Task requirements
Transcribe the records that follow in their entirety, omitting any pictures.

(Saved data entries)
** BEGIN **
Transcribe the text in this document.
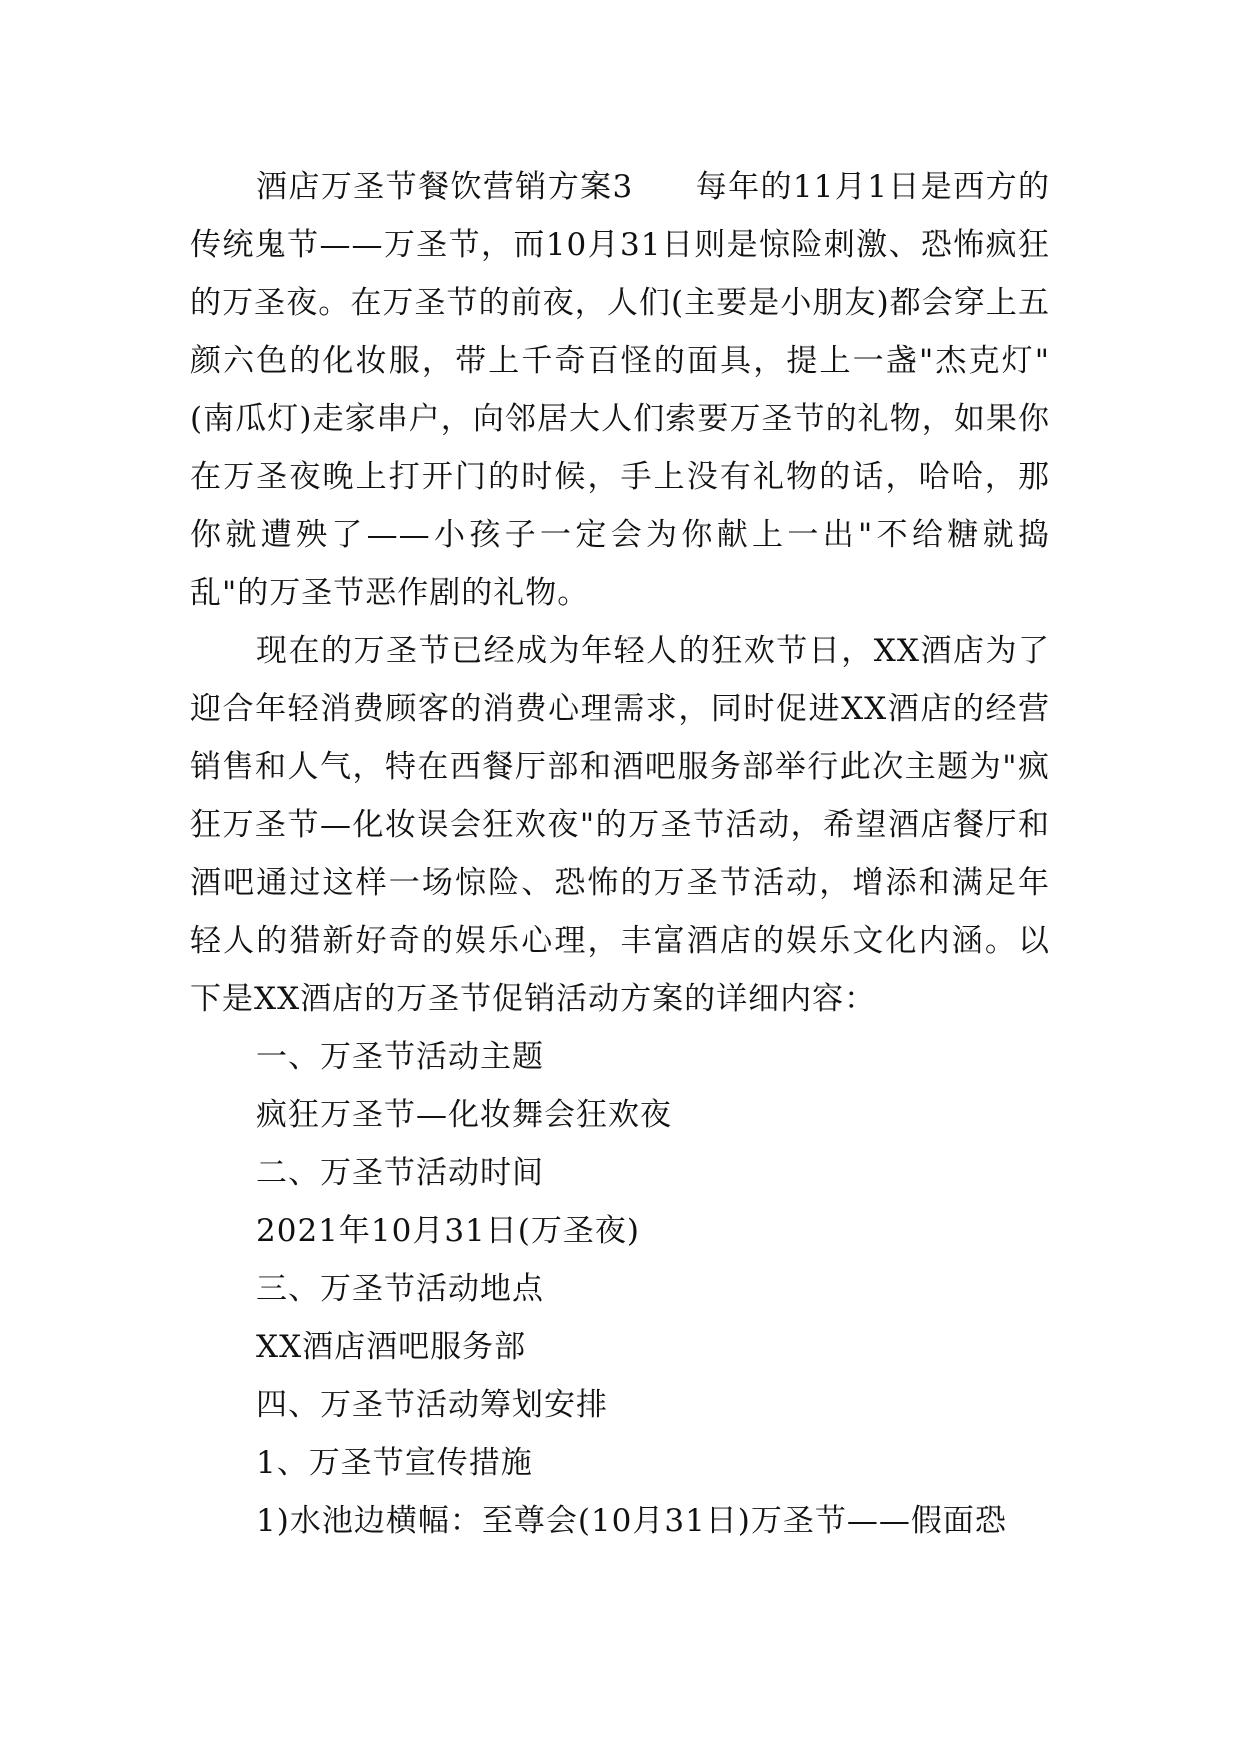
酒店万圣节餐饮营销方案3 每年的11月1日是西方的传统鬼节——万圣节，而10月31日则是惊险刺激、恐怖疯狂的万圣夜。在万圣节的前夜，人们(主要是小朋友)都会穿上五颜六色的化妆服，带上千奇百怪的面具，提上一盏"杰克灯"(南瓜灯)走家串户，向邻居大人们索要万圣节的礼物，如果你在万圣夜晚上打开门的时候，手上没有礼物的话，哈哈，那你就遭殃了——小孩子一定会为你献上一出"不给糖就捣乱"的万圣节恶作剧的礼物。

现在的万圣节已经成为年轻人的狂欢节日，XX酒店为了迎合年轻消费顾客的消费心理需求，同时促进XX酒店的经营销售和人气，特在西餐厅部和酒吧服务部举行此次主题为"疯狂万圣节—化妆误会狂欢夜"的万圣节活动，希望酒店餐厅和酒吧通过这样一场惊险、恐怖的万圣节活动，增添和满足年轻人的猎新好奇的娱乐心理，丰富酒店的娱乐文化内涵。以下是XX酒店的万圣节促销活动方案的详细内容：

一、万圣节活动主题

疯狂万圣节—化妆舞会狂欢夜

二、万圣节活动时间

2021年10月31日(万圣夜)

三、万圣节活动地点

XX酒店酒吧服务部

四、万圣节活动筹划安排

1、万圣节宣传措施

1)水池边横幅：至尊会(10月31日)万圣节——假面恐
** END **
Answer in full
Transcribe the text in this document.
酒店万圣节餐饮营销方案3 每年的11月1日是西方的传统鬼节——万圣节，而10月31日则是惊险刺激、恐怖疯狂的万圣夜。在万圣节的前夜，人们(主要是小朋友)都会穿上五颜六色的化妆服，带上千奇百怪的面具，提上一盏"杰克灯"(南瓜灯)走家串户，向邻居大人们索要万圣节的礼物，如果你在万圣夜晚上打开门的时候，手上没有礼物的话，哈哈，那你就遭殃了——小孩子一定会为你献上一出"不给糖就捣乱"的万圣节恶作剧的礼物。

现在的万圣节已经成为年轻人的狂欢节日，XX酒店为了迎合年轻消费顾客的消费心理需求，同时促进XX酒店的经营销售和人气，特在西餐厅部和酒吧服务部举行此次主题为"疯狂万圣节—化妆误会狂欢夜"的万圣节活动，希望酒店餐厅和酒吧通过这样一场惊险、恐怖的万圣节活动，增添和满足年轻人的猎新好奇的娱乐心理，丰富酒店的娱乐文化内涵。以下是XX酒店的万圣节促销活动方案的详细内容：

一、万圣节活动主题

疯狂万圣节—化妆舞会狂欢夜

二、万圣节活动时间

2021年10月31日(万圣夜)

三、万圣节活动地点

XX酒店酒吧服务部

四、万圣节活动筹划安排

1、万圣节宣传措施

1)水池边横幅：至尊会(10月31日)万圣节——假面恐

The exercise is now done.